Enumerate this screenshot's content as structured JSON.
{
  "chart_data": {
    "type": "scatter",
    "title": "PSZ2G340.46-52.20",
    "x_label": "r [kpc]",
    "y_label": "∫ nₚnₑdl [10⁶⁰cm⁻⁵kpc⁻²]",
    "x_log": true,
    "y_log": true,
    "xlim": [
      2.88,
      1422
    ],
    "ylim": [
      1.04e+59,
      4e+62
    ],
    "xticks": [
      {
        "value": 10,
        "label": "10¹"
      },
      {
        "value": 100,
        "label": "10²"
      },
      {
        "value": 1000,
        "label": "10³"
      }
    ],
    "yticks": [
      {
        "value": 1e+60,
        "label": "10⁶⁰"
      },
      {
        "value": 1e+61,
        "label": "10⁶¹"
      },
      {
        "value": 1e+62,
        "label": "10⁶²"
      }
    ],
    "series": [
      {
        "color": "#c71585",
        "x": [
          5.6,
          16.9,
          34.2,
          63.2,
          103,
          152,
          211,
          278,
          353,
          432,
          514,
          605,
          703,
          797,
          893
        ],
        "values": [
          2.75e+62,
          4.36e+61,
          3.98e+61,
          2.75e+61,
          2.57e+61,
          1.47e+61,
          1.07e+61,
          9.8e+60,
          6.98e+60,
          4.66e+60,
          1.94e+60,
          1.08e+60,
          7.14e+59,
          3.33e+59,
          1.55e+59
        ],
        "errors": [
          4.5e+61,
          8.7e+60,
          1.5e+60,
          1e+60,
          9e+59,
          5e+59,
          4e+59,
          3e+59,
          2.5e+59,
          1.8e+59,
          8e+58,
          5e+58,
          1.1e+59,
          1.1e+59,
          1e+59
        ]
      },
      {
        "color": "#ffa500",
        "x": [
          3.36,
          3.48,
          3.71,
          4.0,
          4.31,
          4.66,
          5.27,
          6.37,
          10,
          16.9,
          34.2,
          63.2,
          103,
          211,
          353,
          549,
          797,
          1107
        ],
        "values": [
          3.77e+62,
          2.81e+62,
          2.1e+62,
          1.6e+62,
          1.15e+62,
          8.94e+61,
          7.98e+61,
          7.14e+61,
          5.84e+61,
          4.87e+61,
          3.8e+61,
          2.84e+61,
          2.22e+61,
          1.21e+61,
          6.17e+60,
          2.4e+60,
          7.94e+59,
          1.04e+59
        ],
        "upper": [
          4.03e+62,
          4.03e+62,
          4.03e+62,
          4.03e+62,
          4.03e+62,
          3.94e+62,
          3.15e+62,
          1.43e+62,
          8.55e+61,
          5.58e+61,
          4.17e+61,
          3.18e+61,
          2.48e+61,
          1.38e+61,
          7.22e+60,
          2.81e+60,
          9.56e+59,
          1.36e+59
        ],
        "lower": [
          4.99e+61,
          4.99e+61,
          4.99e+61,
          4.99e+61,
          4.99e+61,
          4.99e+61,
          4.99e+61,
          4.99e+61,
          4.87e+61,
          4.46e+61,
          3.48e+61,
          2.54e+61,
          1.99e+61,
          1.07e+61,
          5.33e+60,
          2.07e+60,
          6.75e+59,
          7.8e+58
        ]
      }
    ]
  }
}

========================================

> [PROBLEM REQUIREMENTS]: Retype the listing. Match it exactly.

> [THE RESULT]:
Enumerate this screenshot's content as structured JSON.
{
  "chart_data": {
    "type": "scatter",
    "title": "PSZ2G340.46-52.20",
    "x_label": "r [kpc]",
    "y_label": "∫ nₚnₑdl [10⁶⁰cm⁻⁵kpc⁻²]",
    "x_log": true,
    "y_log": true,
    "xlim": [
      2.88,
      1422
    ],
    "ylim": [
      1.04e+59,
      4e+62
    ],
    "xticks": [
      {
        "value": 10,
        "label": "10¹"
      },
      {
        "value": 100,
        "label": "10²"
      },
      {
        "value": 1000,
        "label": "10³"
      }
    ],
    "yticks": [
      {
        "value": 1e+60,
        "label": "10⁶⁰"
      },
      {
        "value": 1e+61,
        "label": "10⁶¹"
      },
      {
        "value": 1e+62,
        "label": "10⁶²"
      }
    ],
    "series": [
      {
        "color": "#c71585",
        "x": [
          5.6,
          16.9,
          34.2,
          63.2,
          103,
          152,
          211,
          278,
          353,
          432,
          514,
          605,
          703,
          797,
          893
        ],
        "values": [
          2.75e+62,
          4.36e+61,
          3.98e+61,
          2.75e+61,
          2.57e+61,
          1.47e+61,
          1.07e+61,
          9.8e+60,
          6.98e+60,
          4.66e+60,
          1.94e+60,
          1.08e+60,
          7.14e+59,
          3.33e+59,
          1.55e+59
        ],
        "errors": [
          4.5e+61,
          8.7e+60,
          1.5e+60,
          1e+60,
          9e+59,
          5e+59,
          4e+59,
          3e+59,
          2.5e+59,
          1.8e+59,
          8e+58,
          5e+58,
          1.1e+59,
          1.1e+59,
          1e+59
        ]
      },
      {
        "color": "#ffa500",
        "x": [
          3.36,
          3.48,
          3.71,
          4.0,
          4.31,
          4.66,
          5.27,
          6.37,
          10,
          16.9,
          34.2,
          63.2,
          103,
          211,
          353,
          549,
          797,
          1107
        ],
        "values": [
          3.77e+62,
          2.81e+62,
          2.1e+62,
          1.6e+62,
          1.15e+62,
          8.94e+61,
          7.98e+61,
          7.14e+61,
          5.84e+61,
          4.87e+61,
          3.8e+61,
          2.84e+61,
          2.22e+61,
          1.21e+61,
          6.17e+60,
          2.4e+60,
          7.94e+59,
          1.04e+59
        ],
        "upper": [
          4.03e+62,
          4.03e+62,
          4.03e+62,
          4.03e+62,
          4.03e+62,
          3.94e+62,
          3.15e+62,
          1.43e+62,
          8.55e+61,
          5.58e+61,
          4.17e+61,
          3.18e+61,
          2.48e+61,
          1.38e+61,
          7.22e+60,
          2.81e+60,
          9.56e+59,
          1.36e+59
        ],
        "lower": [
          4.99e+61,
          4.99e+61,
          4.99e+61,
          4.99e+61,
          4.99e+61,
          4.99e+61,
          4.99e+61,
          4.99e+61,
          4.87e+61,
          4.46e+61,
          3.48e+61,
          2.54e+61,
          1.99e+61,
          1.07e+61,
          5.33e+60,
          2.07e+60,
          6.75e+59,
          7.8e+58
        ]
      }
    ]
  }
}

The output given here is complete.